— What you will do —
Select the lines that contain "date" and copy each of them.
:::::
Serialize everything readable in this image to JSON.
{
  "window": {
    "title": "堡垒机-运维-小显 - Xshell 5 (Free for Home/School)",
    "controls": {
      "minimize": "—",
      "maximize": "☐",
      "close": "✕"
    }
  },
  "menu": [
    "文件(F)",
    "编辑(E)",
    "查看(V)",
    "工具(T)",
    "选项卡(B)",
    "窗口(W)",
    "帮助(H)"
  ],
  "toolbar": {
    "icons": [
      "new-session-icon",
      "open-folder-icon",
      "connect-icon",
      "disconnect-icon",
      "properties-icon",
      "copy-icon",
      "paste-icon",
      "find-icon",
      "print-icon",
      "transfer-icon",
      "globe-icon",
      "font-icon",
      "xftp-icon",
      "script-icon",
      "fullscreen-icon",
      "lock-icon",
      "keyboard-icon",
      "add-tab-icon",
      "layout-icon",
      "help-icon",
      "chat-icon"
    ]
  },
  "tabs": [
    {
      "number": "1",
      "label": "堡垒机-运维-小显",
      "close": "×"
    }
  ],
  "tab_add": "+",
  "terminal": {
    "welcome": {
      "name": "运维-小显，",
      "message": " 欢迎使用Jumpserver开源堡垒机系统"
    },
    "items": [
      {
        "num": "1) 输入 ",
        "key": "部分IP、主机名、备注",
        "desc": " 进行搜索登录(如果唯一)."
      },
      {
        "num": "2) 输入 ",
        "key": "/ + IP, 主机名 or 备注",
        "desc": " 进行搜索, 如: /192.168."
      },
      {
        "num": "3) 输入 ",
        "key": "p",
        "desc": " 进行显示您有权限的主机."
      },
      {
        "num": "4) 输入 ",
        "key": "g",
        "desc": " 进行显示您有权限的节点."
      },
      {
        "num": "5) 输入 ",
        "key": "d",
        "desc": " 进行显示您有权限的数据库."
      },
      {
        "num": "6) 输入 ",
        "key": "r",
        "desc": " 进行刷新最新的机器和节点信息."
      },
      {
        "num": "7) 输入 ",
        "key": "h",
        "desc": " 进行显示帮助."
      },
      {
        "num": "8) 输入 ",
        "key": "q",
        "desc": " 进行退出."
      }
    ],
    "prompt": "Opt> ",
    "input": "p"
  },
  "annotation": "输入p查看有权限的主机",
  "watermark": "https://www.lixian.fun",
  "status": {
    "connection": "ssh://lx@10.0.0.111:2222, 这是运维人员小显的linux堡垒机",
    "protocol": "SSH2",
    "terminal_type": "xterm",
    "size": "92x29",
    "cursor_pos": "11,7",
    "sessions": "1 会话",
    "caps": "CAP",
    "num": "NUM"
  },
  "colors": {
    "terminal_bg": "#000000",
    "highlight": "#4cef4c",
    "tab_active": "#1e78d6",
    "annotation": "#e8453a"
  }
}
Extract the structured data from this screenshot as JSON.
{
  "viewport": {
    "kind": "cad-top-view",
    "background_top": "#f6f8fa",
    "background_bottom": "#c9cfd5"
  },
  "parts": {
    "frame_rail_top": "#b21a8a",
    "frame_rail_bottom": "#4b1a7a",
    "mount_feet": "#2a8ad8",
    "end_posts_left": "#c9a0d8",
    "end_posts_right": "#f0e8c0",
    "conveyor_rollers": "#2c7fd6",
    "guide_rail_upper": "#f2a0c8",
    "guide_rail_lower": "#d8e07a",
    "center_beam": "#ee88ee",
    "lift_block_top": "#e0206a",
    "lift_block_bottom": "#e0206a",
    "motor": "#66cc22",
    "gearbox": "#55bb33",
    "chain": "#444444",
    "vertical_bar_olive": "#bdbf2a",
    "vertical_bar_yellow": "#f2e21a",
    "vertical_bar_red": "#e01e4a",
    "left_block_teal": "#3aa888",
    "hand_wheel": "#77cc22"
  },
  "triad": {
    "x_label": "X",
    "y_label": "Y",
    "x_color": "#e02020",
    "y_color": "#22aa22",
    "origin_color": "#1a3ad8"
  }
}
:::::
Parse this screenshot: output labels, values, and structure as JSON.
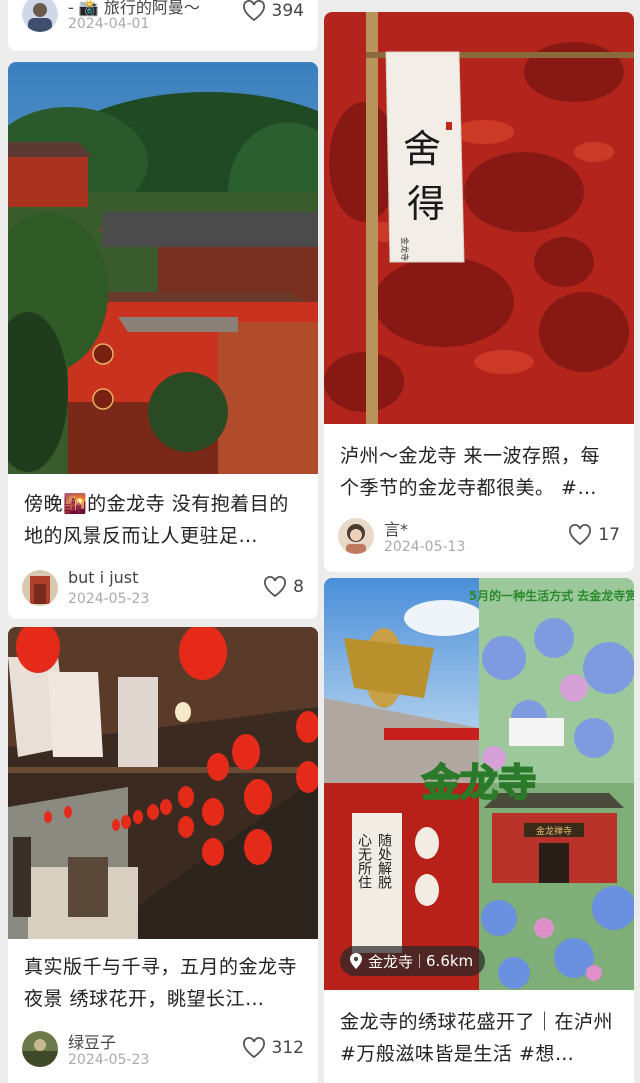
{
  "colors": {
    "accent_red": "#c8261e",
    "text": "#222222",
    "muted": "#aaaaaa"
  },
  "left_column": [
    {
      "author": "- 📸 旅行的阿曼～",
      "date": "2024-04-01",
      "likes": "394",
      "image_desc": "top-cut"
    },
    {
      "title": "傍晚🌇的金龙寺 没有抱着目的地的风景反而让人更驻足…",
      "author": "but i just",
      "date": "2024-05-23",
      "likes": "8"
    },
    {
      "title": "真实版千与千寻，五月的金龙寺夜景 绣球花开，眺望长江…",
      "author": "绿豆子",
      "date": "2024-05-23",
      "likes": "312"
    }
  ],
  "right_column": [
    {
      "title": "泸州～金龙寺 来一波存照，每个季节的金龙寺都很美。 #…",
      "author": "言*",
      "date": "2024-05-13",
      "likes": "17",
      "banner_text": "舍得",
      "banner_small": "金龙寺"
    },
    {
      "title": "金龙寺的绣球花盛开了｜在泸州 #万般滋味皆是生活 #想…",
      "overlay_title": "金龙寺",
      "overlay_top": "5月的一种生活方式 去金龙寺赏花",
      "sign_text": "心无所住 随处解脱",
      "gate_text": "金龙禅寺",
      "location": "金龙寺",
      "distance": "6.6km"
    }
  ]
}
:::::
— Final answer —
      "date": "2024-04-01",
      "date": "2024-05-23",
      "date": "2024-05-23",
      "date": "2024-05-13",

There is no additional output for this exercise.